* _Entries provided_:
.....
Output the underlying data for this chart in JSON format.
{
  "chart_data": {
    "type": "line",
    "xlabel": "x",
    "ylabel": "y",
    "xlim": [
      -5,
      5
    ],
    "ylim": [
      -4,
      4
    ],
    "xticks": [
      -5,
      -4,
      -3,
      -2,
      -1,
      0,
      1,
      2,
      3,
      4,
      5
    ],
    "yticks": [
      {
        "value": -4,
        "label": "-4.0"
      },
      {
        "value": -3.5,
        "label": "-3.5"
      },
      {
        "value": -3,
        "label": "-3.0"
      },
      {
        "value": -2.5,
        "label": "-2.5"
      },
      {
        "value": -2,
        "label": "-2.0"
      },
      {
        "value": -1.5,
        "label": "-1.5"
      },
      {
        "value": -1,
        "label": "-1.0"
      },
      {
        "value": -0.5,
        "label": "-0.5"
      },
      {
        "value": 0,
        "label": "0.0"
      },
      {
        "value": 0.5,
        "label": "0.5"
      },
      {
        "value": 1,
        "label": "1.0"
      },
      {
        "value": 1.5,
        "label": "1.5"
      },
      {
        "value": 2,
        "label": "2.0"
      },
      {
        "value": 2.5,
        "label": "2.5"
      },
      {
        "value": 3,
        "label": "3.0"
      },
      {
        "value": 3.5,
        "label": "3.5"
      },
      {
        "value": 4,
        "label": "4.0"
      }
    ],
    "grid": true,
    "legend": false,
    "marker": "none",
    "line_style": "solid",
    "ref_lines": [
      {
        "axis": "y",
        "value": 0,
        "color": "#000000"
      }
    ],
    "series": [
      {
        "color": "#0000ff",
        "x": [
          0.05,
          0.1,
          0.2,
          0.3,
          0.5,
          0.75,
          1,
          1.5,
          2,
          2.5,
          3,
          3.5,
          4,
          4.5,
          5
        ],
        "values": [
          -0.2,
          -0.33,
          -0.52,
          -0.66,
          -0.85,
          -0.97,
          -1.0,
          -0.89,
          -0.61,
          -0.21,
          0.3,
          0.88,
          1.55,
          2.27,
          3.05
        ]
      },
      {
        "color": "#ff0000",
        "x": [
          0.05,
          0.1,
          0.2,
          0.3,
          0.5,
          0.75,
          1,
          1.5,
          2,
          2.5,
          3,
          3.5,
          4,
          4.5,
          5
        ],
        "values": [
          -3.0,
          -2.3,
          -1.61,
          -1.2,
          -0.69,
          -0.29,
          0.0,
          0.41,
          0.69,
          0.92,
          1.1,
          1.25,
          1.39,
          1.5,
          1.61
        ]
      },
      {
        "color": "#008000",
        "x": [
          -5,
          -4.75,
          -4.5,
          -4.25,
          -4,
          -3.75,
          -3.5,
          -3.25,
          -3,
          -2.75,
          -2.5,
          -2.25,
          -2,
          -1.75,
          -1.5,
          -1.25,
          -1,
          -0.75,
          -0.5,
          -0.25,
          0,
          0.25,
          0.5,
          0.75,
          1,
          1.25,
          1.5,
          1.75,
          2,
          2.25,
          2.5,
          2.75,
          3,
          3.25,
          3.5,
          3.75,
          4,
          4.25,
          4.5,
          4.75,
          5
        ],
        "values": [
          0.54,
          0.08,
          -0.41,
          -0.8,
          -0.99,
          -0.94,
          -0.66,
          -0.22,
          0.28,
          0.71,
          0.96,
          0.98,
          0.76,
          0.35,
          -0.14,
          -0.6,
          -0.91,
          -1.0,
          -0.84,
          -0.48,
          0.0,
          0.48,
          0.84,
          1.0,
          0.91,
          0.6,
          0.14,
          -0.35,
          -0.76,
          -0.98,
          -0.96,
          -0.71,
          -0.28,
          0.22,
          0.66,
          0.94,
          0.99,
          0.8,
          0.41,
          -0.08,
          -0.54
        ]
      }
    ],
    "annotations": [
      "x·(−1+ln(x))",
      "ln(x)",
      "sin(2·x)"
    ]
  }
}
.....
* _Objective_: Write all of the records out again exactly.

* _Solution to this exercise_:
Output the underlying data for this chart in JSON format.
{
  "chart_data": {
    "type": "line",
    "xlabel": "x",
    "ylabel": "y",
    "xlim": [
      -5,
      5
    ],
    "ylim": [
      -4,
      4
    ],
    "xticks": [
      -5,
      -4,
      -3,
      -2,
      -1,
      0,
      1,
      2,
      3,
      4,
      5
    ],
    "yticks": [
      {
        "value": -4,
        "label": "-4.0"
      },
      {
        "value": -3.5,
        "label": "-3.5"
      },
      {
        "value": -3,
        "label": "-3.0"
      },
      {
        "value": -2.5,
        "label": "-2.5"
      },
      {
        "value": -2,
        "label": "-2.0"
      },
      {
        "value": -1.5,
        "label": "-1.5"
      },
      {
        "value": -1,
        "label": "-1.0"
      },
      {
        "value": -0.5,
        "label": "-0.5"
      },
      {
        "value": 0,
        "label": "0.0"
      },
      {
        "value": 0.5,
        "label": "0.5"
      },
      {
        "value": 1,
        "label": "1.0"
      },
      {
        "value": 1.5,
        "label": "1.5"
      },
      {
        "value": 2,
        "label": "2.0"
      },
      {
        "value": 2.5,
        "label": "2.5"
      },
      {
        "value": 3,
        "label": "3.0"
      },
      {
        "value": 3.5,
        "label": "3.5"
      },
      {
        "value": 4,
        "label": "4.0"
      }
    ],
    "grid": true,
    "legend": false,
    "marker": "none",
    "line_style": "solid",
    "ref_lines": [
      {
        "axis": "y",
        "value": 0,
        "color": "#000000"
      }
    ],
    "series": [
      {
        "color": "#0000ff",
        "x": [
          0.05,
          0.1,
          0.2,
          0.3,
          0.5,
          0.75,
          1,
          1.5,
          2,
          2.5,
          3,
          3.5,
          4,
          4.5,
          5
        ],
        "values": [
          -0.2,
          -0.33,
          -0.52,
          -0.66,
          -0.85,
          -0.97,
          -1.0,
          -0.89,
          -0.61,
          -0.21,
          0.3,
          0.88,
          1.55,
          2.27,
          3.05
        ]
      },
      {
        "color": "#ff0000",
        "x": [
          0.05,
          0.1,
          0.2,
          0.3,
          0.5,
          0.75,
          1,
          1.5,
          2,
          2.5,
          3,
          3.5,
          4,
          4.5,
          5
        ],
        "values": [
          -3.0,
          -2.3,
          -1.61,
          -1.2,
          -0.69,
          -0.29,
          0.0,
          0.41,
          0.69,
          0.92,
          1.1,
          1.25,
          1.39,
          1.5,
          1.61
        ]
      },
      {
        "color": "#008000",
        "x": [
          -5,
          -4.75,
          -4.5,
          -4.25,
          -4,
          -3.75,
          -3.5,
          -3.25,
          -3,
          -2.75,
          -2.5,
          -2.25,
          -2,
          -1.75,
          -1.5,
          -1.25,
          -1,
          -0.75,
          -0.5,
          -0.25,
          0,
          0.25,
          0.5,
          0.75,
          1,
          1.25,
          1.5,
          1.75,
          2,
          2.25,
          2.5,
          2.75,
          3,
          3.25,
          3.5,
          3.75,
          4,
          4.25,
          4.5,
          4.75,
          5
        ],
        "values": [
          0.54,
          0.08,
          -0.41,
          -0.8,
          -0.99,
          -0.94,
          -0.66,
          -0.22,
          0.28,
          0.71,
          0.96,
          0.98,
          0.76,
          0.35,
          -0.14,
          -0.6,
          -0.91,
          -1.0,
          -0.84,
          -0.48,
          0.0,
          0.48,
          0.84,
          1.0,
          0.91,
          0.6,
          0.14,
          -0.35,
          -0.76,
          -0.98,
          -0.96,
          -0.71,
          -0.28,
          0.22,
          0.66,
          0.94,
          0.99,
          0.8,
          0.41,
          -0.08,
          -0.54
        ]
      }
    ],
    "annotations": [
      "x·(−1+ln(x))",
      "ln(x)",
      "sin(2·x)"
    ]
  }
}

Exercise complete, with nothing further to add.